*DIRECTIONS*: Your job is to restate each entry word for word.

*Collected data*:
--- Start ---

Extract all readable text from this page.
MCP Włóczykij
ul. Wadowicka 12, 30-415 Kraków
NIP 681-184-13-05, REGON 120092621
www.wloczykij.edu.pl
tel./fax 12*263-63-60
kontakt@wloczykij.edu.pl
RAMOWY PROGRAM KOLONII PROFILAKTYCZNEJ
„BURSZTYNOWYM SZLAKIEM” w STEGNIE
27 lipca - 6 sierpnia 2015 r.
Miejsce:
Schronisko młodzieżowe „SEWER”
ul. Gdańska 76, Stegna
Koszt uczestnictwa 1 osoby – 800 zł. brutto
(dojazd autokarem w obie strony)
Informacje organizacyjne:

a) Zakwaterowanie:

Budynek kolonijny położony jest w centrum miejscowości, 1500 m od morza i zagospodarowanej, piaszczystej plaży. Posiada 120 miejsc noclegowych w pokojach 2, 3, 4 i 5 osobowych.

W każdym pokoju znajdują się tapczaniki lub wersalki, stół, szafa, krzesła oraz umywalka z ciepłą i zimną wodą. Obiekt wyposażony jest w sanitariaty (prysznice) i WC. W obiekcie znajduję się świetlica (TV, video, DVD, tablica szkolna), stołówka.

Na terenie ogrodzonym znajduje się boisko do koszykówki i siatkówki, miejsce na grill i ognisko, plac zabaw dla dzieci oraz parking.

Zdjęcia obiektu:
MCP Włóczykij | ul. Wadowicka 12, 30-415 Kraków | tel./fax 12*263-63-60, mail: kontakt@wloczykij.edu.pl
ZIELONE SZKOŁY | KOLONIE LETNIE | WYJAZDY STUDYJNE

--- End ---

*TASK ANSWER*:
Extract all readable text from this page.
MCP Włóczykij
ul. Wadowicka 12, 30-415 Kraków
NIP 681-184-13-05, REGON 120092621
www.wloczykij.edu.pl
tel./fax 12*263-63-60
kontakt@wloczykij.edu.pl
RAMOWY PROGRAM KOLONII PROFILAKTYCZNEJ
„BURSZTYNOWYM SZLAKIEM” w STEGNIE
27 lipca - 6 sierpnia 2015 r.
Miejsce:
Schronisko młodzieżowe „SEWER”
ul. Gdańska 76, Stegna
Koszt uczestnictwa 1 osoby – 800 zł. brutto
(dojazd autokarem w obie strony)
Informacje organizacyjne:

a) Zakwaterowanie:

Budynek kolonijny położony jest w centrum miejscowości, 1500 m od morza i zagospodarowanej, piaszczystej plaży. Posiada 120 miejsc noclegowych w pokojach 2, 3, 4 i 5 osobowych.

W każdym pokoju znajdują się tapczaniki lub wersalki, stół, szafa, krzesła oraz umywalka z ciepłą i zimną wodą. Obiekt wyposażony jest w sanitariaty (prysznice) i WC. W obiekcie znajduję się świetlica (TV, video, DVD, tablica szkolna), stołówka.

Na terenie ogrodzonym znajduje się boisko do koszykówki i siatkówki, miejsce na grill i ognisko, plac zabaw dla dzieci oraz parking.

Zdjęcia obiektu:
MCP Włóczykij | ul. Wadowicka 12, 30-415 Kraków | tel./fax 12*263-63-60, mail: kontakt@wloczykij.edu.pl
ZIELONE SZKOŁY | KOLONIE LETNIE | WYJAZDY STUDYJNE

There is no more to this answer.